* _What you will do_
Each entry that follows must be output without any deviation.

* _Materials provided_

========================

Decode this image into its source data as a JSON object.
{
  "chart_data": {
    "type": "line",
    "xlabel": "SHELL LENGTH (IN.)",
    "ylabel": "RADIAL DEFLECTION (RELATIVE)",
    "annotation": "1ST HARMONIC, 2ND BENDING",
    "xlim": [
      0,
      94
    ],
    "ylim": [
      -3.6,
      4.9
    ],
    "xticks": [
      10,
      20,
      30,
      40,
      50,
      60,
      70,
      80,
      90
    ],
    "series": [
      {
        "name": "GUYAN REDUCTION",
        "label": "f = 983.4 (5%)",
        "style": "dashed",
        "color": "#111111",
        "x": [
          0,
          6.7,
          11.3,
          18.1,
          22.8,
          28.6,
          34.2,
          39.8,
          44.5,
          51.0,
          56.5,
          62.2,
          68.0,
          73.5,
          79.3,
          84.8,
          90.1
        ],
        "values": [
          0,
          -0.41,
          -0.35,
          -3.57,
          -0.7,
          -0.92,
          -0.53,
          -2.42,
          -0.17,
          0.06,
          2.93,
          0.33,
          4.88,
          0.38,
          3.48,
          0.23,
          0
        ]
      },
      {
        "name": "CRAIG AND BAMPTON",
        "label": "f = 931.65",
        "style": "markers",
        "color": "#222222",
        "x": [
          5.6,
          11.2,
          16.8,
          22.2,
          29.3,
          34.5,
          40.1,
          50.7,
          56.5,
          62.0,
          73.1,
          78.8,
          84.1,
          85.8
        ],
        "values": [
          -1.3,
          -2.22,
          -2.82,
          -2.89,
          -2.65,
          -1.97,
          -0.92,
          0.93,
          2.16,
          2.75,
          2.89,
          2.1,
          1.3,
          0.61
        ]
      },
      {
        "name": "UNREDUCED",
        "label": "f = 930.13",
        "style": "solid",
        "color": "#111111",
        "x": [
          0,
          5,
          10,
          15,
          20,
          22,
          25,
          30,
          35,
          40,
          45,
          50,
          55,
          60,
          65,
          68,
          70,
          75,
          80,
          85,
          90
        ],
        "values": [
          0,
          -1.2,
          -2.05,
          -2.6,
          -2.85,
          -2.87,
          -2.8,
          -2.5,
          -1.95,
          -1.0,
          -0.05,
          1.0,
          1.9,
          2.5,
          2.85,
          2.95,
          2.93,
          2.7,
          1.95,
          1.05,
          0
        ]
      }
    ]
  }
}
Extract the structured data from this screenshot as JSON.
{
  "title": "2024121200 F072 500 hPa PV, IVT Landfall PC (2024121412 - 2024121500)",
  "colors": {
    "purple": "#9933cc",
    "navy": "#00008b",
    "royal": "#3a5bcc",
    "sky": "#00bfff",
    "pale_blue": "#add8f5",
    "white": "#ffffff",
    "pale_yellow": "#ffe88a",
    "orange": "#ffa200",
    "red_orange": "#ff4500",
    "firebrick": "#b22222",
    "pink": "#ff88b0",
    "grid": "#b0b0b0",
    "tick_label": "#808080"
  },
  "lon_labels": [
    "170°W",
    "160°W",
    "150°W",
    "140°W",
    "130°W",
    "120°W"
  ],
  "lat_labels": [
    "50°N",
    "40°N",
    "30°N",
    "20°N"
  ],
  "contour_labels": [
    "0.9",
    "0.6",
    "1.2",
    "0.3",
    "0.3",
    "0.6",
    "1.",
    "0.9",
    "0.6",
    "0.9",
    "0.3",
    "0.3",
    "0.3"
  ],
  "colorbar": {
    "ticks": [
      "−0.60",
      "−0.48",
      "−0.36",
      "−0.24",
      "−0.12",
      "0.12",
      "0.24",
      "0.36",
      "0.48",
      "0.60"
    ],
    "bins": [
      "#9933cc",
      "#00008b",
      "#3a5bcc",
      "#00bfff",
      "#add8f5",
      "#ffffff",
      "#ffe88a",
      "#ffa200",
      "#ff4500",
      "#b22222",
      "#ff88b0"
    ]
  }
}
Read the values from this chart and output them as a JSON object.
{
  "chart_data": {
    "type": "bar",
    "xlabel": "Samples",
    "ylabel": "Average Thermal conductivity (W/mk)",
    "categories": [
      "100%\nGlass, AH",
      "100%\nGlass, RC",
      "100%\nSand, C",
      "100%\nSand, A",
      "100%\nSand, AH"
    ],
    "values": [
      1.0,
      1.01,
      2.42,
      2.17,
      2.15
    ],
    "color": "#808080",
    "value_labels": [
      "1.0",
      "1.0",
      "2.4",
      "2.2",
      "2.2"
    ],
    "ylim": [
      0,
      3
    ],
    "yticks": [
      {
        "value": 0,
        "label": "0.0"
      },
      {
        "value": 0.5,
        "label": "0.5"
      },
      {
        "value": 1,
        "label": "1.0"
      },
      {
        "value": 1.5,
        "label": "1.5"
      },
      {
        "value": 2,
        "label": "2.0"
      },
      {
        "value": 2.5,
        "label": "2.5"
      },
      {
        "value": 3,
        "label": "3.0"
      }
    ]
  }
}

========================

* _The completed task_
Decode this image into its source data as a JSON object.
{
  "chart_data": {
    "type": "line",
    "xlabel": "SHELL LENGTH (IN.)",
    "ylabel": "RADIAL DEFLECTION (RELATIVE)",
    "annotation": "1ST HARMONIC, 2ND BENDING",
    "xlim": [
      0,
      94
    ],
    "ylim": [
      -3.6,
      4.9
    ],
    "xticks": [
      10,
      20,
      30,
      40,
      50,
      60,
      70,
      80,
      90
    ],
    "series": [
      {
        "name": "GUYAN REDUCTION",
        "label": "f = 983.4 (5%)",
        "style": "dashed",
        "color": "#111111",
        "x": [
          0,
          6.7,
          11.3,
          18.1,
          22.8,
          28.6,
          34.2,
          39.8,
          44.5,
          51.0,
          56.5,
          62.2,
          68.0,
          73.5,
          79.3,
          84.8,
          90.1
        ],
        "values": [
          0,
          -0.41,
          -0.35,
          -3.57,
          -0.7,
          -0.92,
          -0.53,
          -2.42,
          -0.17,
          0.06,
          2.93,
          0.33,
          4.88,
          0.38,
          3.48,
          0.23,
          0
        ]
      },
      {
        "name": "CRAIG AND BAMPTON",
        "label": "f = 931.65",
        "style": "markers",
        "color": "#222222",
        "x": [
          5.6,
          11.2,
          16.8,
          22.2,
          29.3,
          34.5,
          40.1,
          50.7,
          56.5,
          62.0,
          73.1,
          78.8,
          84.1,
          85.8
        ],
        "values": [
          -1.3,
          -2.22,
          -2.82,
          -2.89,
          -2.65,
          -1.97,
          -0.92,
          0.93,
          2.16,
          2.75,
          2.89,
          2.1,
          1.3,
          0.61
        ]
      },
      {
        "name": "UNREDUCED",
        "label": "f = 930.13",
        "style": "solid",
        "color": "#111111",
        "x": [
          0,
          5,
          10,
          15,
          20,
          22,
          25,
          30,
          35,
          40,
          45,
          50,
          55,
          60,
          65,
          68,
          70,
          75,
          80,
          85,
          90
        ],
        "values": [
          0,
          -1.2,
          -2.05,
          -2.6,
          -2.85,
          -2.87,
          -2.8,
          -2.5,
          -1.95,
          -1.0,
          -0.05,
          1.0,
          1.9,
          2.5,
          2.85,
          2.95,
          2.93,
          2.7,
          1.95,
          1.05,
          0
        ]
      }
    ]
  }
}
Extract the structured data from this screenshot as JSON.
{
  "title": "2024121200 F072 500 hPa PV, IVT Landfall PC (2024121412 - 2024121500)",
  "colors": {
    "purple": "#9933cc",
    "navy": "#00008b",
    "royal": "#3a5bcc",
    "sky": "#00bfff",
    "pale_blue": "#add8f5",
    "white": "#ffffff",
    "pale_yellow": "#ffe88a",
    "orange": "#ffa200",
    "red_orange": "#ff4500",
    "firebrick": "#b22222",
    "pink": "#ff88b0",
    "grid": "#b0b0b0",
    "tick_label": "#808080"
  },
  "lon_labels": [
    "170°W",
    "160°W",
    "150°W",
    "140°W",
    "130°W",
    "120°W"
  ],
  "lat_labels": [
    "50°N",
    "40°N",
    "30°N",
    "20°N"
  ],
  "contour_labels": [
    "0.9",
    "0.6",
    "1.2",
    "0.3",
    "0.3",
    "0.6",
    "1.",
    "0.9",
    "0.6",
    "0.9",
    "0.3",
    "0.3",
    "0.3"
  ],
  "colorbar": {
    "ticks": [
      "−0.60",
      "−0.48",
      "−0.36",
      "−0.24",
      "−0.12",
      "0.12",
      "0.24",
      "0.36",
      "0.48",
      "0.60"
    ],
    "bins": [
      "#9933cc",
      "#00008b",
      "#3a5bcc",
      "#00bfff",
      "#add8f5",
      "#ffffff",
      "#ffe88a",
      "#ffa200",
      "#ff4500",
      "#b22222",
      "#ff88b0"
    ]
  }
}
Read the values from this chart and output them as a JSON object.
{
  "chart_data": {
    "type": "bar",
    "xlabel": "Samples",
    "ylabel": "Average Thermal conductivity (W/mk)",
    "categories": [
      "100%\nGlass, AH",
      "100%\nGlass, RC",
      "100%\nSand, C",
      "100%\nSand, A",
      "100%\nSand, AH"
    ],
    "values": [
      1.0,
      1.01,
      2.42,
      2.17,
      2.15
    ],
    "color": "#808080",
    "value_labels": [
      "1.0",
      "1.0",
      "2.4",
      "2.2",
      "2.2"
    ],
    "ylim": [
      0,
      3
    ],
    "yticks": [
      {
        "value": 0,
        "label": "0.0"
      },
      {
        "value": 0.5,
        "label": "0.5"
      },
      {
        "value": 1,
        "label": "1.0"
      },
      {
        "value": 1.5,
        "label": "1.5"
      },
      {
        "value": 2,
        "label": "2.0"
      },
      {
        "value": 2.5,
        "label": "2.5"
      },
      {
        "value": 3,
        "label": "3.0"
      }
    ]
  }
}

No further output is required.